== Task directions ==
Look through the data below and say how many of its lines contain "major", adding nothing else.

== Dataset extract ==
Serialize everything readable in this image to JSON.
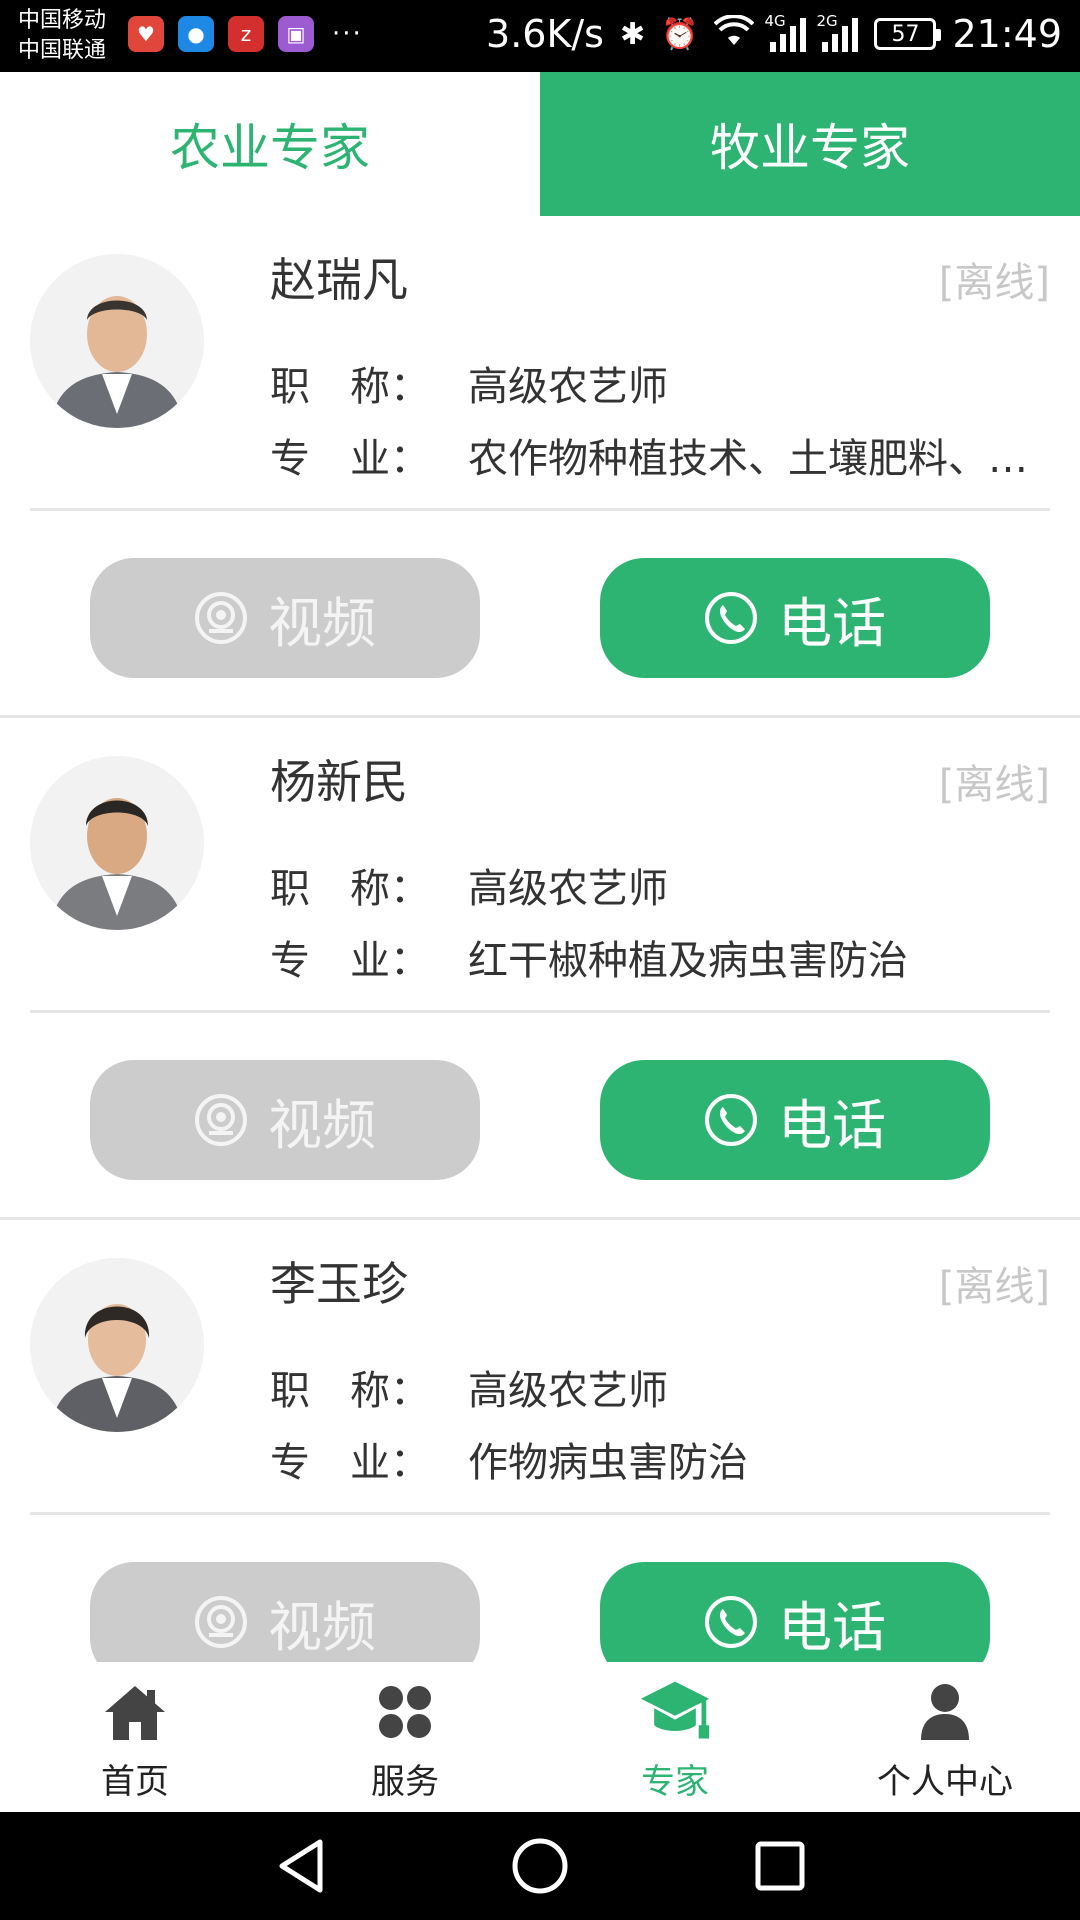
{
  "status_bar": {
    "carrier_1": "中国移动",
    "carrier_2": "中国联通",
    "more": "···",
    "net_speed": "3.6K/s",
    "sim1_net": "4G",
    "sim2_net": "2G",
    "battery": "57",
    "time": "21:49",
    "icons": [
      "health-app-icon",
      "message-app-icon",
      "zhihu-app-icon",
      "gallery-app-icon",
      "bluetooth-icon",
      "alarm-icon",
      "wifi-icon",
      "signal-icon",
      "battery-icon"
    ]
  },
  "tabs": [
    {
      "label": "农业专家",
      "active": true
    },
    {
      "label": "牧业专家",
      "active": false
    }
  ],
  "labels": {
    "title": "职　称：",
    "major": "专　业：",
    "video": "视频",
    "call": "电话"
  },
  "experts": [
    {
      "name": "赵瑞凡",
      "status": "[离线]",
      "title": "高级农艺师",
      "major": "农作物种植技术、土壤肥料、…"
    },
    {
      "name": "杨新民",
      "status": "[离线]",
      "title": "高级农艺师",
      "major": "红干椒种植及病虫害防治"
    },
    {
      "name": "李玉珍",
      "status": "[离线]",
      "title": "高级农艺师",
      "major": "作物病虫害防治"
    }
  ],
  "bottom_nav": [
    {
      "label": "首页",
      "icon": "home-icon",
      "active": false
    },
    {
      "label": "服务",
      "icon": "service-grid-icon",
      "active": false
    },
    {
      "label": "专家",
      "icon": "graduation-cap-icon",
      "active": true
    },
    {
      "label": "个人中心",
      "icon": "user-icon",
      "active": false
    }
  ],
  "colors": {
    "accent": "#2db472",
    "disabled_button": "#cccccc",
    "offline_text": "#c8c8c8"
  }
}
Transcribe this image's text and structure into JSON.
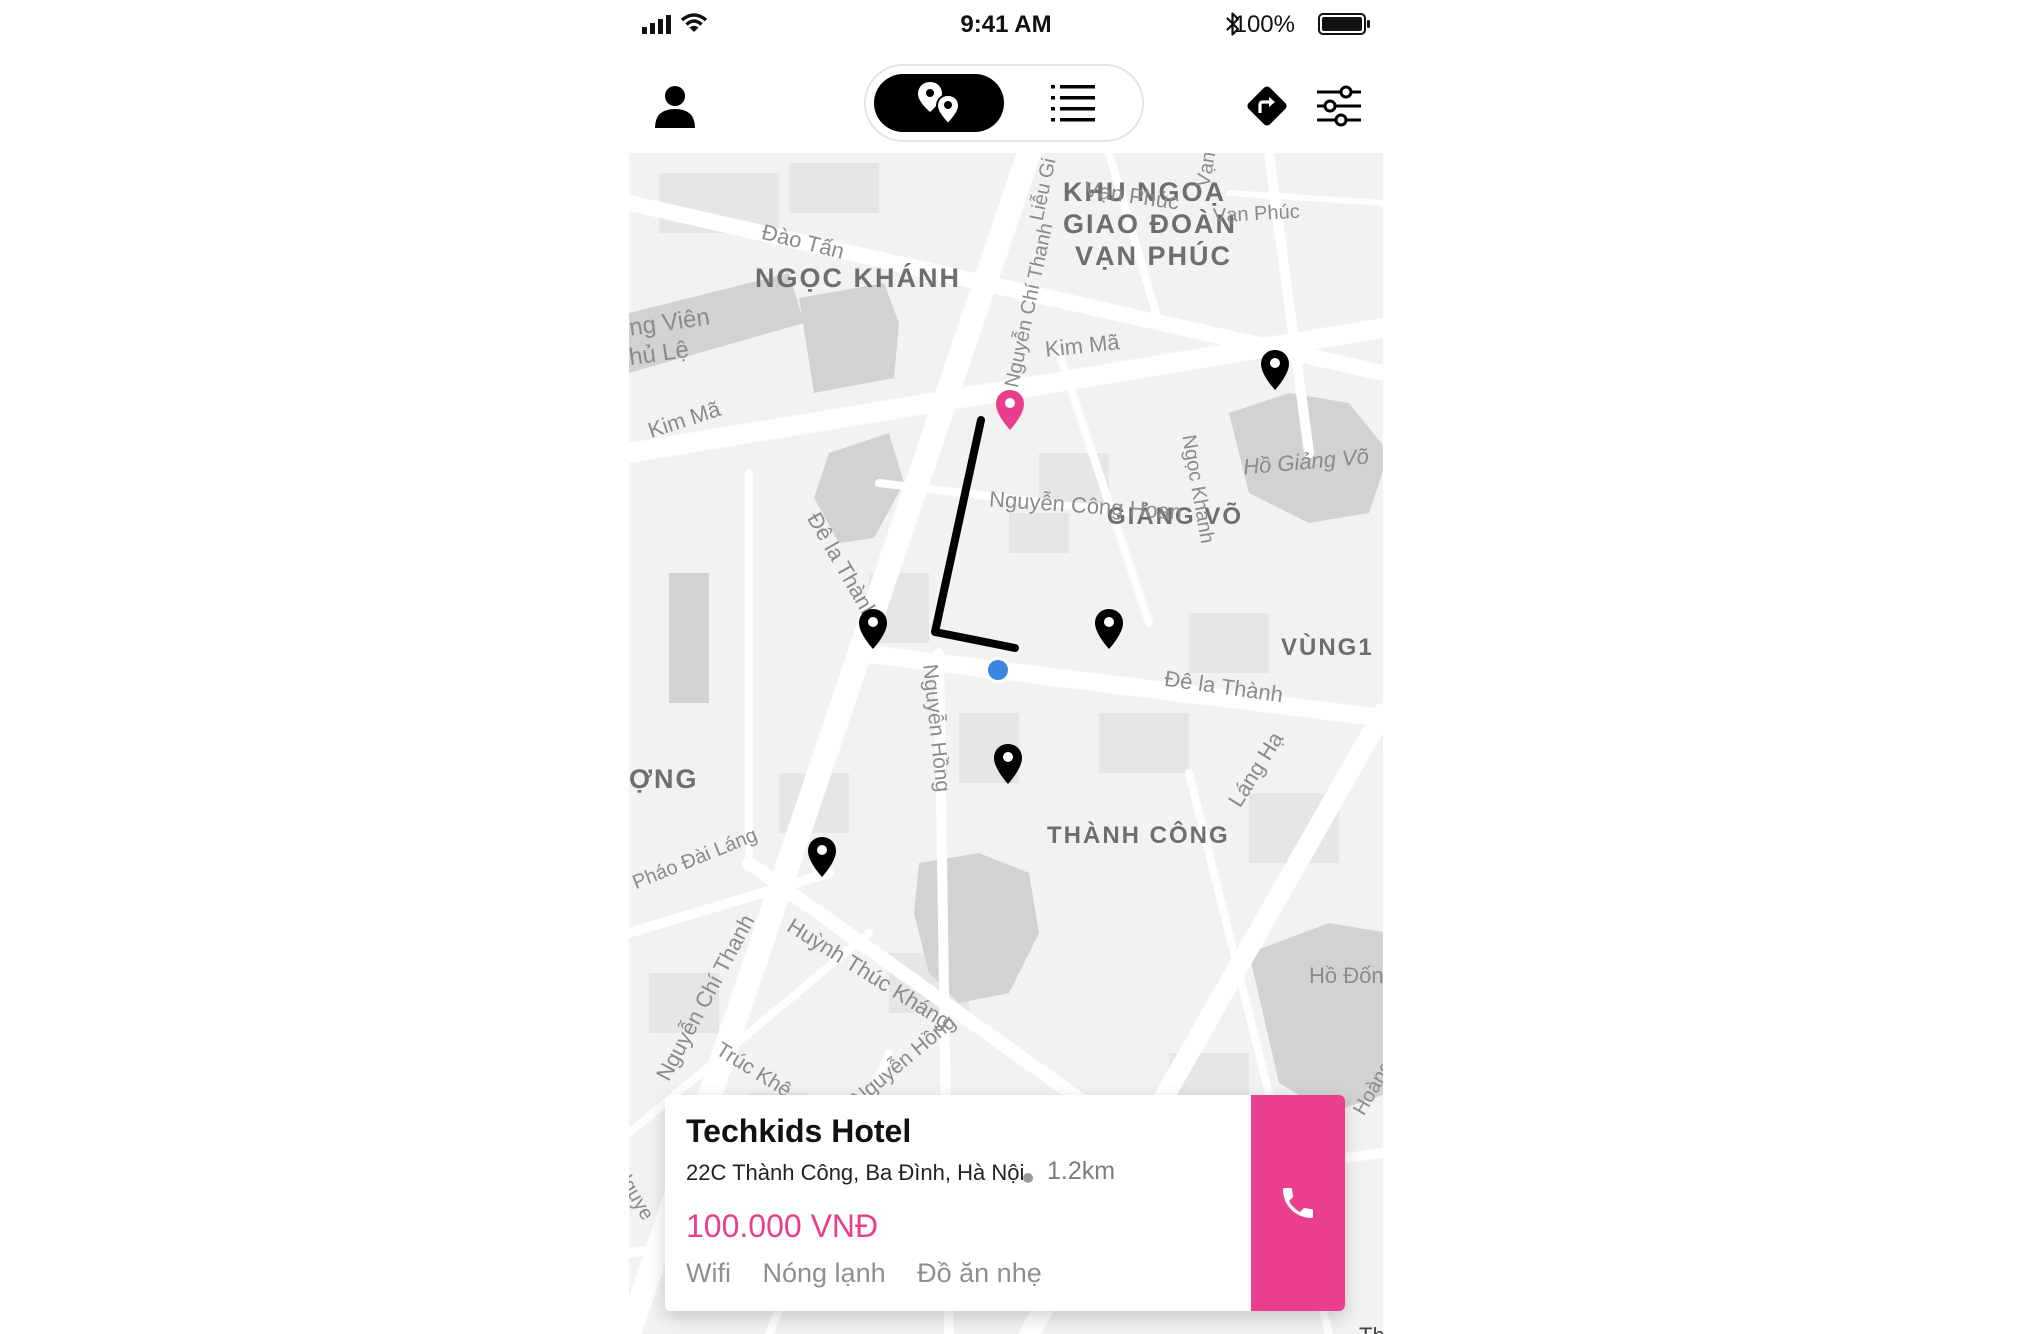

== Correct answer ==
4